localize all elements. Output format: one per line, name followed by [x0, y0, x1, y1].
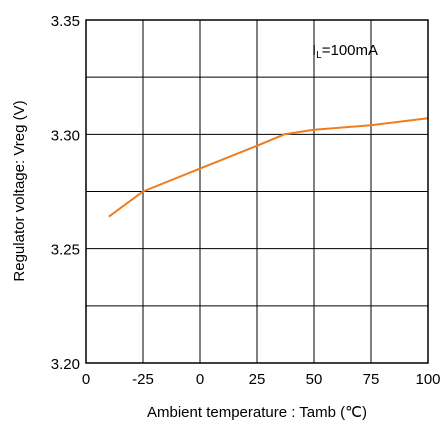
x-tick-label: -25	[132, 371, 154, 388]
y-tick-label: 3.25	[51, 242, 80, 259]
y-axis-title: Regulator voltage: Vreg (V)	[11, 100, 28, 281]
x-tick-label: 100	[415, 371, 440, 388]
series-layer	[108, 117, 429, 218]
load-current-annotation: IL=100mA	[312, 42, 378, 61]
annotation-subscript: L	[316, 50, 322, 61]
x-tick-label: 75	[363, 371, 380, 388]
y-axis-ticks: 3.20 3.25 3.30 3.35	[51, 13, 80, 373]
plot-frame	[85, 19, 429, 364]
x-axis-ticks: 0 -25 0 25 50 75 100	[82, 371, 441, 388]
x-axis-title: Ambient temperature : Tamb (℃)	[147, 404, 367, 421]
y-tick-label: 3.35	[51, 13, 80, 30]
x-tick-label: 25	[249, 371, 266, 388]
y-tick-label: 3.20	[51, 356, 80, 373]
y-tick-label: 3.30	[51, 127, 80, 144]
x-tick-label: 0	[82, 371, 90, 388]
x-tick-label: 0	[196, 371, 204, 388]
series-line	[108, 117, 429, 218]
annotation-main: I	[312, 42, 316, 59]
annotation-value: =100mA	[322, 42, 378, 59]
x-tick-label: 50	[306, 371, 323, 388]
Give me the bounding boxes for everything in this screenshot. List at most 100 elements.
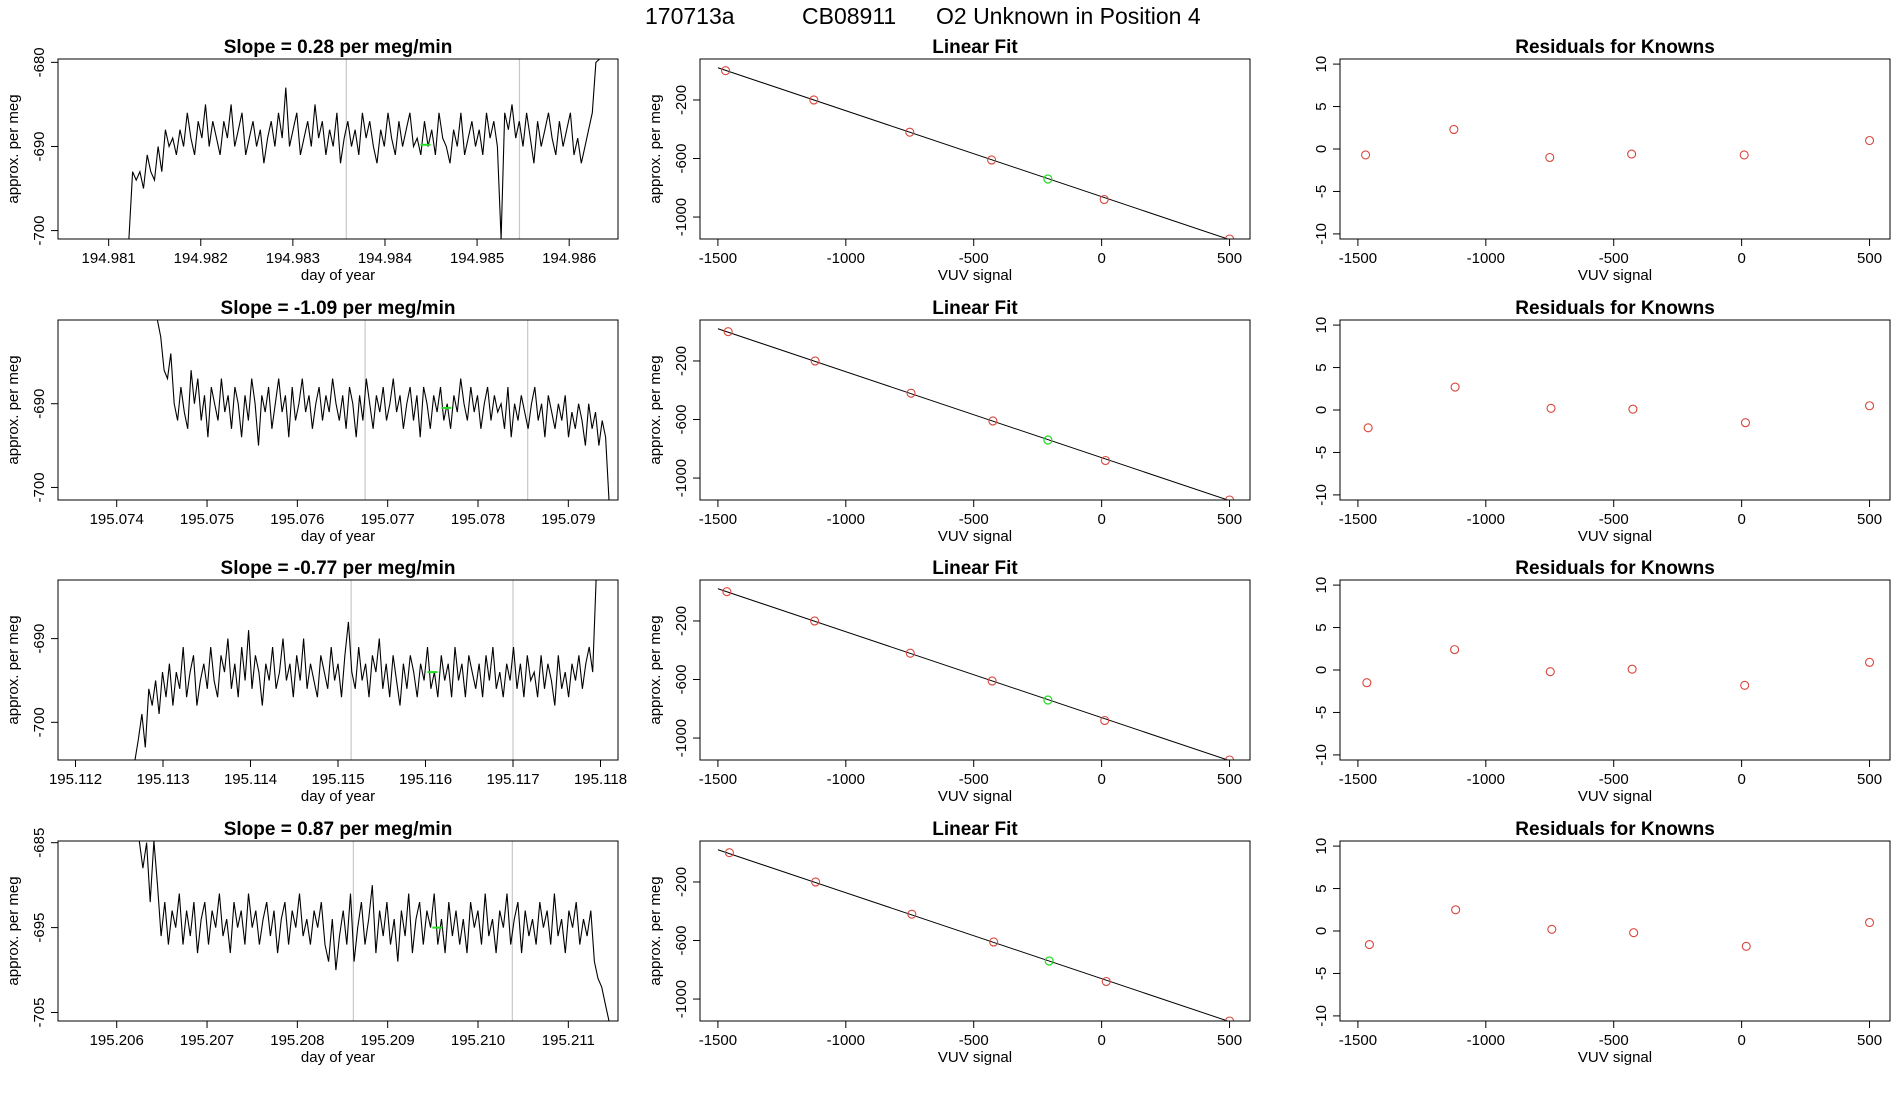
known-point (811, 877, 821, 887)
plot-frame (699, 579, 1251, 761)
panel-title: Residuals for Knowns (1515, 37, 1715, 58)
x-tick-label: 500 (1217, 250, 1242, 267)
known-point (1099, 194, 1109, 205)
x-tick-label: -1000 (1467, 511, 1505, 528)
y-axis-label: approx. per meg (647, 355, 664, 464)
unknown-point (1043, 435, 1053, 445)
known-point (723, 327, 733, 337)
x-tick-label: 195.114 (224, 771, 277, 788)
residual-point (1740, 418, 1751, 428)
x-axis-label: VUV signal (938, 528, 1012, 545)
y-tick-label: -200 (673, 606, 690, 636)
known-point (987, 676, 997, 686)
residual-point (1627, 664, 1637, 674)
y-tick-label: 0 (1313, 927, 1330, 935)
y-tick-label: -10 (1313, 484, 1330, 506)
x-tick-label: 195.113 (136, 771, 189, 788)
y-tick-label: -600 (673, 925, 690, 955)
x-tick-label: 195.078 (451, 511, 505, 528)
known-point (1224, 234, 1235, 239)
fit-line (717, 588, 1230, 760)
y-tick-label: -1000 (673, 459, 690, 497)
known-point (989, 937, 999, 947)
x-tick-label: 195.077 (361, 511, 415, 528)
residual-point (1864, 917, 1875, 928)
panel-title: Linear Fit (932, 558, 1018, 579)
residual-point (1545, 667, 1555, 677)
known-point (724, 848, 734, 858)
panel-timeseries-row-4: Slope = 0.87 per meg/min 195.206 195.207 19… (5, 819, 619, 1066)
x-tick-label: -1000 (1467, 771, 1505, 788)
panel-title: Linear Fit (932, 819, 1018, 840)
plot-frame (699, 840, 1251, 1022)
x-tick-label: -500 (1599, 1032, 1629, 1049)
plot-frame (1339, 58, 1891, 240)
residual-point (1740, 680, 1750, 690)
x-tick-label: -500 (959, 771, 989, 788)
plot-area (138, 841, 610, 1021)
residual-point (1362, 678, 1372, 688)
x-tick-label: 194.985 (450, 250, 504, 267)
fit-line (717, 67, 1230, 239)
known-point (906, 388, 916, 398)
y-axis-label: approx. per meg (5, 615, 22, 724)
residual-point (1547, 924, 1557, 934)
x-tick-label: 194.983 (266, 250, 320, 267)
y-tick-label: -600 (673, 143, 690, 173)
x-tick-label: -500 (959, 511, 989, 528)
panel-title: Residuals for Knowns (1515, 819, 1715, 840)
y-tick-label: 10 (1313, 577, 1330, 594)
figure-title-part-1: 170713a (645, 3, 735, 29)
x-tick-label: -1000 (827, 250, 865, 267)
x-tick-label: 0 (1097, 1032, 1105, 1049)
plot-area (717, 848, 1235, 1021)
y-tick-label: -700 (31, 472, 48, 502)
y-axis-label: approx. per meg (5, 355, 22, 464)
known-point (1224, 495, 1235, 500)
x-tick-label: -500 (959, 250, 989, 267)
x-tick-label: 195.208 (270, 1032, 324, 1049)
x-tick-label: -1000 (827, 511, 865, 528)
y-tick-label: 0 (1313, 406, 1330, 414)
panel-title: Residuals for Knowns (1515, 298, 1715, 319)
y-tick-label: 10 (1313, 317, 1330, 334)
y-tick-label: -685 (31, 828, 48, 858)
plot-area (717, 327, 1235, 500)
x-tick-label: 195.112 (49, 771, 102, 788)
x-tick-label: 0 (1737, 1032, 1745, 1049)
y-tick-label: -690 (31, 389, 48, 419)
unknown-point (1043, 695, 1053, 705)
signal-trace (156, 320, 610, 500)
known-point (810, 616, 820, 626)
unknown-point (1043, 174, 1053, 184)
y-axis-label: approx. per meg (5, 876, 22, 985)
panel-residuals-row-1: Residuals for Knowns -1500 -1000 -500 0 500 10… (1313, 37, 1891, 284)
x-axis-label: VUV signal (938, 788, 1012, 805)
plot-area (717, 587, 1235, 760)
x-tick-label: 0 (1097, 511, 1105, 528)
known-point (988, 416, 998, 426)
x-tick-label: 500 (1217, 511, 1242, 528)
x-axis-label: VUV signal (938, 267, 1012, 284)
y-tick-label: 5 (1313, 623, 1330, 631)
x-tick-label: 194.986 (542, 250, 596, 267)
panel-timeseries-row-2: Slope = -1.09 per meg/min 195.074 195.075 1… (5, 298, 619, 545)
plot-area (1361, 124, 1875, 163)
x-tick-label: 195.076 (270, 511, 324, 528)
y-tick-label: 5 (1313, 884, 1330, 892)
known-point (1100, 455, 1111, 466)
known-point (1224, 1016, 1235, 1021)
x-tick-label: -1500 (699, 511, 737, 528)
panel-title: Slope = -0.77 per meg/min (221, 558, 456, 579)
x-tick-label: 195.211 (542, 1032, 595, 1049)
x-tick-label: 195.118 (574, 771, 627, 788)
y-tick-label: -600 (673, 664, 690, 694)
residual-point (1450, 645, 1460, 655)
x-tick-label: 195.115 (311, 771, 364, 788)
signal-trace (134, 580, 597, 760)
panel-linear_fit-row-3: Linear Fit -1500 -1000 -500 0 500 -200 -600 -100… (647, 558, 1251, 805)
residual-point (1361, 150, 1371, 160)
x-tick-label: -1500 (1339, 771, 1377, 788)
y-tick-label: 5 (1313, 363, 1330, 371)
residual-point (1449, 124, 1459, 135)
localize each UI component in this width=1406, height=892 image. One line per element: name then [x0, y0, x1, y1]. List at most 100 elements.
■ ■ ■ ■ ■ ■ ■
Work to complete: Starting with the line with "known-point (811, 877, 821, 887)" and going on through the line with "plot-area (717, 848, 1235, 1021)", write those lines of the material out again with "Linear Fit" changed to "Straight-Line Fit" and everything else left the same.

Full response:
known-point (811, 877, 821, 887)
plot-frame (699, 579, 1251, 761)
panel-title: Residuals for Knowns (1515, 37, 1715, 58)
x-tick-label: 500 (1217, 250, 1242, 267)
known-point (1099, 194, 1109, 205)
x-tick-label: -1000 (1467, 511, 1505, 528)
y-axis-label: approx. per meg (647, 355, 664, 464)
unknown-point (1043, 435, 1053, 445)
known-point (723, 327, 733, 337)
x-tick-label: 195.114 (224, 771, 277, 788)
residual-point (1740, 418, 1751, 428)
x-axis-label: VUV signal (938, 528, 1012, 545)
y-tick-label: -200 (673, 606, 690, 636)
known-point (987, 676, 997, 686)
residual-point (1627, 664, 1637, 674)
y-tick-label: 0 (1313, 927, 1330, 935)
y-tick-label: -10 (1313, 484, 1330, 506)
x-tick-label: 195.113 (136, 771, 189, 788)
y-tick-label: -600 (673, 925, 690, 955)
x-tick-label: 195.078 (451, 511, 505, 528)
known-point (1224, 234, 1235, 239)
fit-line (717, 588, 1230, 760)
y-tick-label: -1000 (673, 459, 690, 497)
known-point (989, 937, 999, 947)
x-tick-label: 195.077 (361, 511, 415, 528)
residual-point (1864, 917, 1875, 928)
panel-title: Straight-Line Fit (932, 558, 1018, 579)
residual-point (1545, 667, 1555, 677)
known-point (724, 848, 734, 858)
panel-timeseries-row-4: Slope = 0.87 per meg/min 195.206 195.207 19… (5, 819, 619, 1066)
x-tick-label: -1000 (1467, 771, 1505, 788)
panel-title: Straight-Line Fit (932, 819, 1018, 840)
plot-frame (699, 840, 1251, 1022)
x-tick-label: -500 (1599, 1032, 1629, 1049)
plot-frame (1339, 58, 1891, 240)
residual-point (1740, 680, 1750, 690)
x-tick-label: -500 (959, 771, 989, 788)
plot-area (138, 841, 610, 1021)
residual-point (1362, 678, 1372, 688)
x-tick-label: 194.985 (450, 250, 504, 267)
fit-line (717, 67, 1230, 239)
known-point (906, 388, 916, 398)
y-axis-label: approx. per meg (5, 615, 22, 724)
residual-point (1547, 924, 1557, 934)
x-tick-label: 194.983 (266, 250, 320, 267)
y-tick-label: -600 (673, 143, 690, 173)
x-tick-label: -500 (959, 511, 989, 528)
panel-title: Residuals for Knowns (1515, 819, 1715, 840)
y-tick-label: 10 (1313, 577, 1330, 594)
figure-title-part-1: 170713a (645, 3, 735, 29)
x-tick-label: -1000 (827, 250, 865, 267)
x-tick-label: 0 (1097, 1032, 1105, 1049)
plot-area (717, 848, 1235, 1021)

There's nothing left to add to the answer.